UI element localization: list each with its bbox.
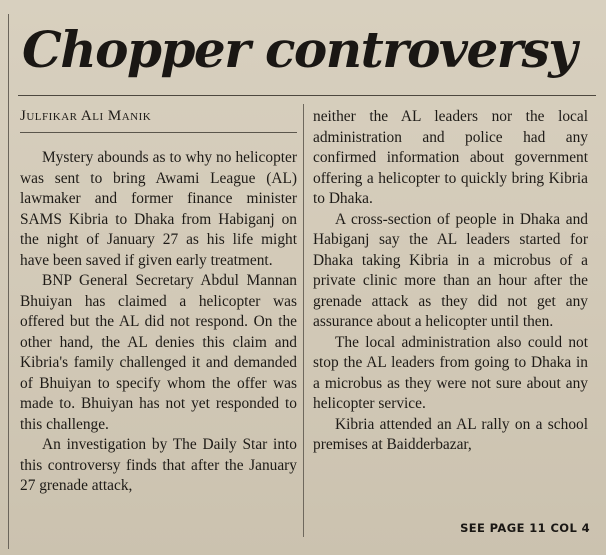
byline: Julfikar Ali Manik (20, 108, 152, 124)
continuation-jump: SEE PAGE 11 COL 4 (460, 521, 590, 535)
paragraph: BNP General Secretary Abdul Mannan Bhuiyan has claimed a helicopter was offered but the AL did not respond. On the other hand, the AL denies this claim and Kibria's family challenged it and demanded of Bhuiyan to specify whom the offer was made to. Bhuiyan has not yet responded to this challenge. (20, 272, 297, 433)
paragraph: Mystery abounds as to why no helicopter was sent to bring Awami League (AL) lawmaker and former finance minister SAMS Kibria to Dhaka from Habiganj on the night of January 27 as his life might have been saved if given early treatment. (20, 149, 297, 269)
paragraph: The local administration also could not stop the AL leaders from going to Dhaka in a microbus as they were not sure about any helicopter service. (313, 333, 588, 412)
paragraph: neither the AL leaders nor the local administration and police had any confirmed information about government offering a helicopter to quickly bring Kibria to Dhaka. (313, 108, 588, 207)
paragraph: An investigation by The Daily Star into this controversy finds that after the January 27 grenade attack, (20, 436, 297, 494)
column-divider (303, 104, 304, 537)
article-column-left (20, 148, 297, 497)
paragraph: A cross-section of people in Dhaka and Habiganj say the AL leaders started for Dhaka taking Kibria in a microbus of a private clinic more than an hour after the grenade attack as they did not get any assurance about a helicopter until then. (313, 210, 588, 330)
paragraph: Kibria attended an AL rally on a school premises at Baidderbazar, (313, 415, 588, 453)
headline-rule (18, 95, 596, 96)
byline-rule (20, 132, 297, 133)
left-column-rule (8, 14, 9, 549)
headline: Chopper controversy (22, 20, 576, 79)
article-column-right (313, 107, 588, 456)
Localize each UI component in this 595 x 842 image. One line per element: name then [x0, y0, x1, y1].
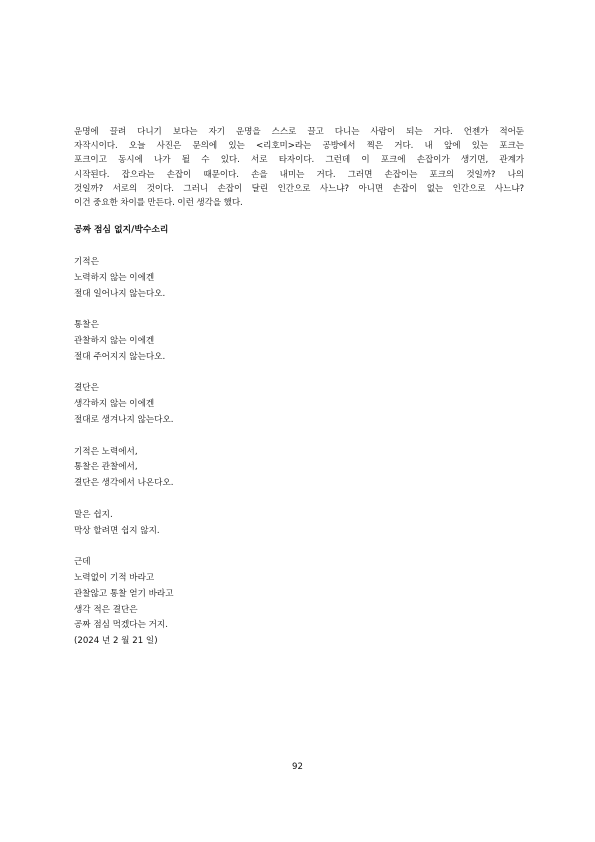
intro-line: 시작된다. 잡으라는 손잡이 때문이다. 손을 내미는 거다. 그러면 손잡이는 포크의 것일까? 나의 — [74, 169, 524, 180]
intro-line: 것일까? 서로의 것이다. 그러니 손잡이 달린 인간으로 사느냐? 아니면 손잡이 없는 인간으로 사느냐? — [74, 183, 524, 194]
poem-line: 절대로 생겨나지 않는다오. — [74, 414, 174, 425]
intro-line: 포크이고 동시에 나가 될 수 있다. 서로 타자이다. 그런데 이 포크에 손잡이가 생기면, 관계가 — [74, 155, 524, 166]
poem-line: 말은 쉽지. — [74, 509, 113, 520]
poem-line: 공짜 점심 먹겠다는 거지. — [74, 620, 168, 631]
poem-stanza — [74, 255, 474, 302]
poem-line: 기적은 — [74, 257, 99, 267]
poem-line: 노력없이 기적 바라고 — [74, 572, 155, 583]
poem-line: 근데 — [74, 557, 91, 568]
poem-line: 절대 주어지지 않는다오. — [74, 351, 166, 362]
intro-line: 운명에 끌려 다니기 보다는 자기 운명을 스스로 끌고 다니는 사람이 되는 거다. 언젠가 적어둔 — [74, 127, 524, 137]
poem-title: 공짜 점심 없지/박수소리 — [74, 225, 169, 235]
poem-line: 생각 적은 결단은 — [74, 604, 138, 615]
poem-line: 생각하지 않는 이에겐 — [74, 399, 155, 410]
poem-stanza — [74, 381, 474, 428]
poem-stanza — [74, 445, 474, 492]
page-number: 92 — [292, 762, 303, 772]
poem-line: 절대 일어나지 않는다오. — [74, 288, 166, 299]
intro-line: 이건 중요한 차이를 만든다. 이런 생각을 했다. — [74, 198, 243, 209]
poem-line: 결단은 — [74, 383, 99, 394]
poem-line: 통찰은 — [74, 320, 99, 331]
intro-line: 자작시이다. 오늘 사진은 문의에 있는 <리호미>라는 공방에서 찍은 거다. 내 앞에 있는 포크는 — [74, 141, 524, 152]
poem-stanza — [74, 555, 474, 650]
intro-paragraph — [74, 125, 524, 210]
poem-line: 노력하지 않는 이에겐 — [74, 272, 155, 283]
poem-stanza — [74, 508, 474, 540]
poem-stanza — [74, 318, 474, 365]
poem-date: (2024 년 2 월 21 일) — [74, 636, 158, 647]
poem-line: 통찰은 관찰에서, — [74, 462, 138, 473]
poem-line: 결단은 생각에서 나온다오. — [74, 478, 174, 489]
poem-line: 관찰않고 통찰 얻기 바라고 — [74, 588, 174, 599]
poem-line: 기적은 노력에서, — [74, 446, 138, 457]
poem-body — [74, 255, 474, 650]
poem-line: 막상 할려면 쉽지 않지. — [74, 525, 160, 536]
poem-line: 관찰하지 않는 이에겐 — [74, 335, 155, 346]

------------------------------------

DESCRIPTION OF THE TASK: Convert the records from the line containing "intro-line: 시작된다. 잡으라는" through the line containing "poem-stanza — [74, 508, 474, 540]", inclusive, into a Markdown table with the columns Row and Line, skipping any blank lines.

WORKED ANSWER:
| Row | Line |
|---|---|
| 1 | intro-line: 시작된다. 잡으라는 손잡이 때문이다. 손을 내미는 거다. 그러면 손잡이는 포크의 것일까? 나의 — [74, 169, 524, 180] |
| 2 | intro-line: 것일까? 서로의 것이다. 그러니 손잡이 달린 인간으로 사느냐? 아니면 손잡이 없는 인간으로 사느냐? — [74, 183, 524, 194] |
| 3 | poem-line: 절대로 생겨나지 않는다오. — [74, 414, 174, 425] |
| 4 | intro-line: 포크이고 동시에 나가 될 수 있다. 서로 타자이다. 그런데 이 포크에 손잡이가 생기면, 관계가 — [74, 155, 524, 166] |
| 5 | poem-line: 말은 쉽지. — [74, 509, 113, 520] |
| 6 | poem-line: 공짜 점심 먹겠다는 거지. — [74, 620, 168, 631] |
| 7 | poem-stanza — [74, 255, 474, 302] |
| 8 | poem-line: 기적은 — [74, 257, 99, 267] |
| 9 | poem-line: 노력없이 기적 바라고 — [74, 572, 155, 583] |
| 10 | poem-line: 근데 — [74, 557, 91, 568] |
| 11 | poem-line: 절대 주어지지 않는다오. — [74, 351, 166, 362] |
| 12 | intro-line: 운명에 끌려 다니기 보다는 자기 운명을 스스로 끌고 다니는 사람이 되는 거다. 언젠가 적어둔 — [74, 127, 524, 137] |
| 13 | poem-title: 공짜 점심 없지/박수소리 — [74, 225, 169, 235] |
| 14 | poem-line: 생각 적은 결단은 — [74, 604, 138, 615] |
| 15 | poem-line: 생각하지 않는 이에겐 — [74, 399, 155, 410] |
| 16 | poem-stanza — [74, 381, 474, 428] |
| 17 | poem-stanza — [74, 445, 474, 492] |
| 18 | page-number: 92 — [292, 762, 303, 772] |
| 19 | poem-line: 절대 일어나지 않는다오. — [74, 288, 166, 299] |
| 20 | intro-line: 이건 중요한 차이를 만든다. 이런 생각을 했다. — [74, 198, 243, 209] |
| 21 | poem-line: 결단은 — [74, 383, 99, 394] |
| 22 | poem-line: 통찰은 — [74, 320, 99, 331] |
| 23 | intro-line: 자작시이다. 오늘 사진은 문의에 있는 <리호미>라는 공방에서 찍은 거다. 내 앞에 있는 포크는 — [74, 141, 524, 152] |
| 24 | poem-stanza — [74, 555, 474, 650] |
| 25 | intro-paragraph — [74, 125, 524, 210] |
| 26 | poem-line: 노력하지 않는 이에겐 — [74, 272, 155, 283] |
| 27 | poem-stanza — [74, 508, 474, 540] |